START Records to use

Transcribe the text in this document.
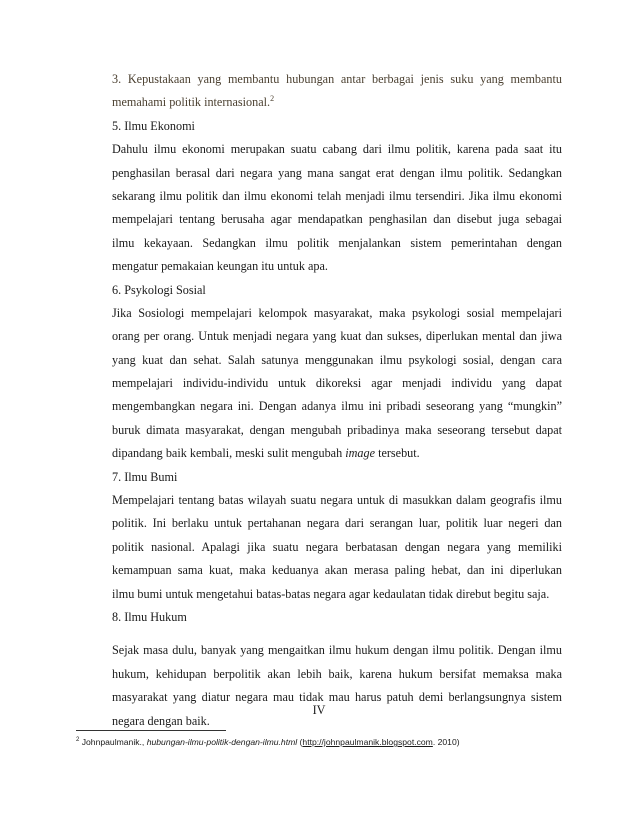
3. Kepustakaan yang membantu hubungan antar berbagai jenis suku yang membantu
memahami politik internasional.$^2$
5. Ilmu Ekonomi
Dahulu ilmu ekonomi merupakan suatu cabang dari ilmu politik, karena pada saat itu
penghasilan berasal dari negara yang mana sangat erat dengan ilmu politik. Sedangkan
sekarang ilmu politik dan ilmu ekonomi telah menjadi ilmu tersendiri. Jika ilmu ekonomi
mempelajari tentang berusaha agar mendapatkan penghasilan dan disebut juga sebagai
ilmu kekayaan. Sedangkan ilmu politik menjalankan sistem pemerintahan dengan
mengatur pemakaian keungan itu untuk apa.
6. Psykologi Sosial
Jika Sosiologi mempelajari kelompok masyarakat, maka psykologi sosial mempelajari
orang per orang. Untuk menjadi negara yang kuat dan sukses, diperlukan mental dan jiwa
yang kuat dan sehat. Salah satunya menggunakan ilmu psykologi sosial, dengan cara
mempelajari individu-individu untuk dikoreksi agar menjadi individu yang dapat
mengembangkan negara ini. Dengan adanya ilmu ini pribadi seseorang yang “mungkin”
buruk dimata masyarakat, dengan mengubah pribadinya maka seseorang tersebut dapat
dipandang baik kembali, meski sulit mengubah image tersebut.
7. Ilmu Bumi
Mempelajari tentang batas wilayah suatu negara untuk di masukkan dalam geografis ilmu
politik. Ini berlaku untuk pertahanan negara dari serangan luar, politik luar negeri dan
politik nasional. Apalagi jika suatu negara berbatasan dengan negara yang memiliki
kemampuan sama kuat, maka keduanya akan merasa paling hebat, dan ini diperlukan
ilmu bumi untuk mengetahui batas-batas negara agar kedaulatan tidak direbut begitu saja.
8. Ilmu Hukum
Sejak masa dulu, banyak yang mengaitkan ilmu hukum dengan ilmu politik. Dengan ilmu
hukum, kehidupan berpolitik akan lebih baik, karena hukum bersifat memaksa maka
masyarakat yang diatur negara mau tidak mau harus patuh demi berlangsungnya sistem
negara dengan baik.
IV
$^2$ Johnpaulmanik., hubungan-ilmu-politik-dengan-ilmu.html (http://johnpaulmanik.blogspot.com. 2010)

END Records to use

Instructions to follow ▸
Say how many lines of the data include the word "masyarakat". Respond with the number alone.

The response ▸
3